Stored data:
= = =
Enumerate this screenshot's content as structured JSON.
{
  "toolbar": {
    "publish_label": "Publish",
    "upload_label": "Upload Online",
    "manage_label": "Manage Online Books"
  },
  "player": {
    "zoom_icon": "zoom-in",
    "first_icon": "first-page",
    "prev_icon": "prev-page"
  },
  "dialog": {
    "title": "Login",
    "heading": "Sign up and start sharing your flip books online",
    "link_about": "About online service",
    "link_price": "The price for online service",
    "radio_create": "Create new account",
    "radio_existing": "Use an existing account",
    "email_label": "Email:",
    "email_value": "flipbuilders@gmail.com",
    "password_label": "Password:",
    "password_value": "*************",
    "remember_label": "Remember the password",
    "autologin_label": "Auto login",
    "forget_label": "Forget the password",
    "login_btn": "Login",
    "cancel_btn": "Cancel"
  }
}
= = =
• _INSTRUCTIONS FOR THE TASK_: Reproduce all of the records exactly.

• _WORKED ANSWER_:
Enumerate this screenshot's content as structured JSON.
{
  "toolbar": {
    "publish_label": "Publish",
    "upload_label": "Upload Online",
    "manage_label": "Manage Online Books"
  },
  "player": {
    "zoom_icon": "zoom-in",
    "first_icon": "first-page",
    "prev_icon": "prev-page"
  },
  "dialog": {
    "title": "Login",
    "heading": "Sign up and start sharing your flip books online",
    "link_about": "About online service",
    "link_price": "The price for online service",
    "radio_create": "Create new account",
    "radio_existing": "Use an existing account",
    "email_label": "Email:",
    "email_value": "flipbuilders@gmail.com",
    "password_label": "Password:",
    "password_value": "*************",
    "remember_label": "Remember the password",
    "autologin_label": "Auto login",
    "forget_label": "Forget the password",
    "login_btn": "Login",
    "cancel_btn": "Cancel"
  }
}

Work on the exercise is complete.